> TEXT
——————

# Bujinkan, Genbukan, ToShinDo



## Kodanjaclay (Jul 8, 2003)

Please bear with me, as I am less than educated in this area.

How do these schools differ? What is the typical thought about ToShinDo and Master Hayes? How is Genbukan different from Bujinkan?

I'm sure your answers will provoke some more questions... Thanks in advance for your assistance. Also, foe those who answer, could you tell me a touch about your qualifications? I want to make sure I get information perpetrated by legitimate sources, and not the Ashida Kim type info.

Thanks again.


----------



## Pyros (Jul 11, 2003)

——————

> Stored items
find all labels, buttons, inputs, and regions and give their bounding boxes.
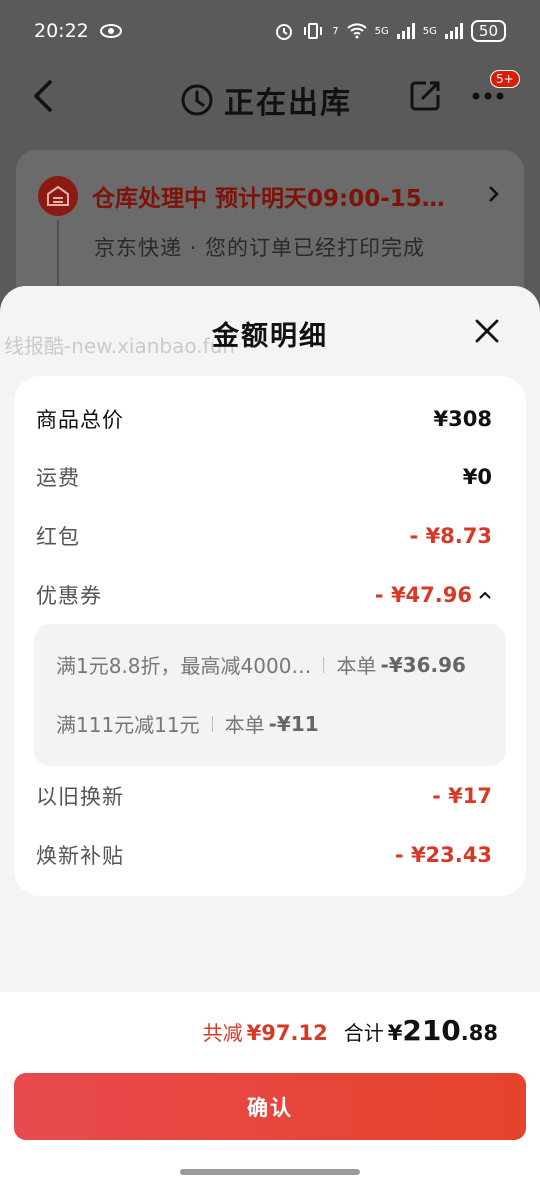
clock-icon xyxy=(181,84,213,116)
vibrate-icon xyxy=(304,23,323,39)
status-bar: 20:22 7 5G 5G 50 xyxy=(0,0,540,62)
page-title: 正在出库 xyxy=(224,86,352,121)
confirm-area: 确认 xyxy=(0,1066,540,1156)
row-amount: - ¥23.43 xyxy=(394,843,492,867)
row-amount: ¥0 xyxy=(462,465,492,489)
warehouse-eta: 预计明天09:00-15… xyxy=(215,186,445,212)
close-icon[interactable] xyxy=(472,316,502,346)
warehouse-status-label: 仓库处理中 xyxy=(92,186,207,212)
total-currency: ¥ xyxy=(387,1021,403,1045)
total-decimal: .88 xyxy=(460,1021,498,1045)
coupon-item: 满111元减11元 本单 -¥11 xyxy=(56,709,319,738)
coupon-discount: -¥36.96 xyxy=(380,652,466,677)
eye-icon xyxy=(99,24,122,38)
totals-bar: 共减 ¥97.12 合计 ¥ 210 .88 xyxy=(0,992,540,1066)
row-goods-total: 商品总价 ¥308 xyxy=(36,402,492,436)
row-label: 焕新补贴 xyxy=(36,844,124,868)
signal-icon-2 xyxy=(444,23,463,39)
coupon-discount: -¥11 xyxy=(268,711,319,736)
chevron-right-icon[interactable] xyxy=(488,184,500,209)
alarm-icon xyxy=(276,24,293,40)
saved-label: 共减 xyxy=(202,1021,243,1045)
coupon-scope: 本单 xyxy=(224,713,265,737)
row-red-packet: 红包 - ¥8.73 xyxy=(36,519,492,553)
chevron-up-icon[interactable] xyxy=(478,590,492,600)
row-label: 运费 xyxy=(36,466,80,490)
divider xyxy=(323,656,325,673)
network-label-1: 5G xyxy=(374,25,389,37)
divider xyxy=(211,715,213,732)
row-label: 优惠券 xyxy=(36,584,102,608)
row-label: 商品总价 xyxy=(36,408,124,432)
back-icon[interactable] xyxy=(28,76,58,116)
row-amount: - ¥8.73 xyxy=(409,524,492,548)
coupon-scope: 本单 xyxy=(336,654,377,678)
timeline-line xyxy=(57,220,59,290)
saved-value: ¥97.12 xyxy=(246,1021,328,1045)
top-nav: 正在出库 5+ xyxy=(0,62,540,132)
coupon-name: 满111元减11元 xyxy=(56,713,200,737)
total-label: 合计 xyxy=(343,1021,384,1045)
wifi-icon xyxy=(346,23,367,39)
coupon-name: 满1元8.8折，最高减4000… xyxy=(56,654,312,678)
row-coupon[interactable]: 优惠券 - ¥47.96 xyxy=(36,578,492,612)
warehouse-icon xyxy=(38,176,78,216)
row-amount: - ¥17 xyxy=(432,784,492,808)
row-label: 红包 xyxy=(36,525,80,549)
row-amount: ¥308 xyxy=(433,407,492,431)
row-renewal-subsidy: 焕新补贴 - ¥23.43 xyxy=(36,838,492,872)
home-area xyxy=(0,1156,540,1191)
signal-icon xyxy=(396,23,415,39)
confirm-button[interactable]: 确认 xyxy=(14,1073,526,1140)
sheet-title: 金额明细 xyxy=(212,321,328,352)
share-icon[interactable] xyxy=(408,79,442,113)
warehouse-status: 仓库处理中 预计明天09:00-15… xyxy=(92,179,445,213)
total-integer: 210 xyxy=(402,1014,461,1047)
battery-indicator: 50 xyxy=(470,20,506,42)
home-indicator[interactable] xyxy=(180,1169,360,1175)
wifi-level: 7 xyxy=(332,25,339,37)
warehouse-subtitle: 京东快递 · 您的订单已经打印完成 xyxy=(94,236,426,260)
row-shipping: 运费 ¥0 xyxy=(36,460,492,494)
notification-badge: 5+ xyxy=(490,70,520,88)
network-label-2: 5G xyxy=(422,25,437,37)
row-trade-in: 以旧换新 - ¥17 xyxy=(36,779,492,813)
row-amount: - ¥47.96 xyxy=(374,583,472,607)
amount-detail-card: 商品总价 ¥308 运费 ¥0 红包 - ¥8.73 优惠券 - ¥47.96 … xyxy=(14,376,526,896)
row-label: 以旧换新 xyxy=(36,785,124,809)
coupon-item: 满1元8.8折，最高减4000… 本单 -¥36.96 xyxy=(56,650,466,679)
status-time: 20:22 xyxy=(34,20,89,42)
coupon-detail-box: 满1元8.8折，最高减4000… 本单 -¥36.96 满111元减11元 本单… xyxy=(34,624,506,766)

——————

> TASKS AND EXERCISES
- a) In the thread about Bujinkan, Genbukan and ToShinDo, what kind of information does Kodanjaclay say they want to avoid?
- b) Carry on the thread about Bujinkan, Genbukan and ToShinDo from its last line.

> ANSWERS PER TASK
- a) Ashida Kim type info.

- b)
Bujinkan 
- a curriculum of combination of nine traditions by Hatsumi
- has some guidelines what and how to teach the lower ranks but the instructors can use their discretion
- goes from drilling the basic kihon kata fast into training all kinds of applications

Genbukan
- a curriculum taught by Tanemura
- has a strict belt to belt rank system with exact syllabys for all ranks
- the combo learned from Hatsumi with some minor outside influences too
- has actually two separate programs: ninpo bugei and kokusai jujutsu

Jinenkan
- a combined curriculum of six traditions by Manaka (learned them from Hatsumi)
- has a very strict belt to belt rank system
- focuses on perfecting the basic kihon kata before going for applications

ToShinDo
- a curriculum created and taught by Hayes
- techniques based on what Hayes learned at Bujinkan
- whole syllabus has been modernized, defences are trained against modern boxer-type punches and so on instead of traditional lunge punches, and so on.

This is not enough space to give detailed explanations but I feel these are the very basic differences.


----------



## Kodanjaclay (Jul 11, 2003)

Thank you for your kind assistance. I'm still unclear on one point.

What are these? "ninpo bugei and kokusai jujutsu"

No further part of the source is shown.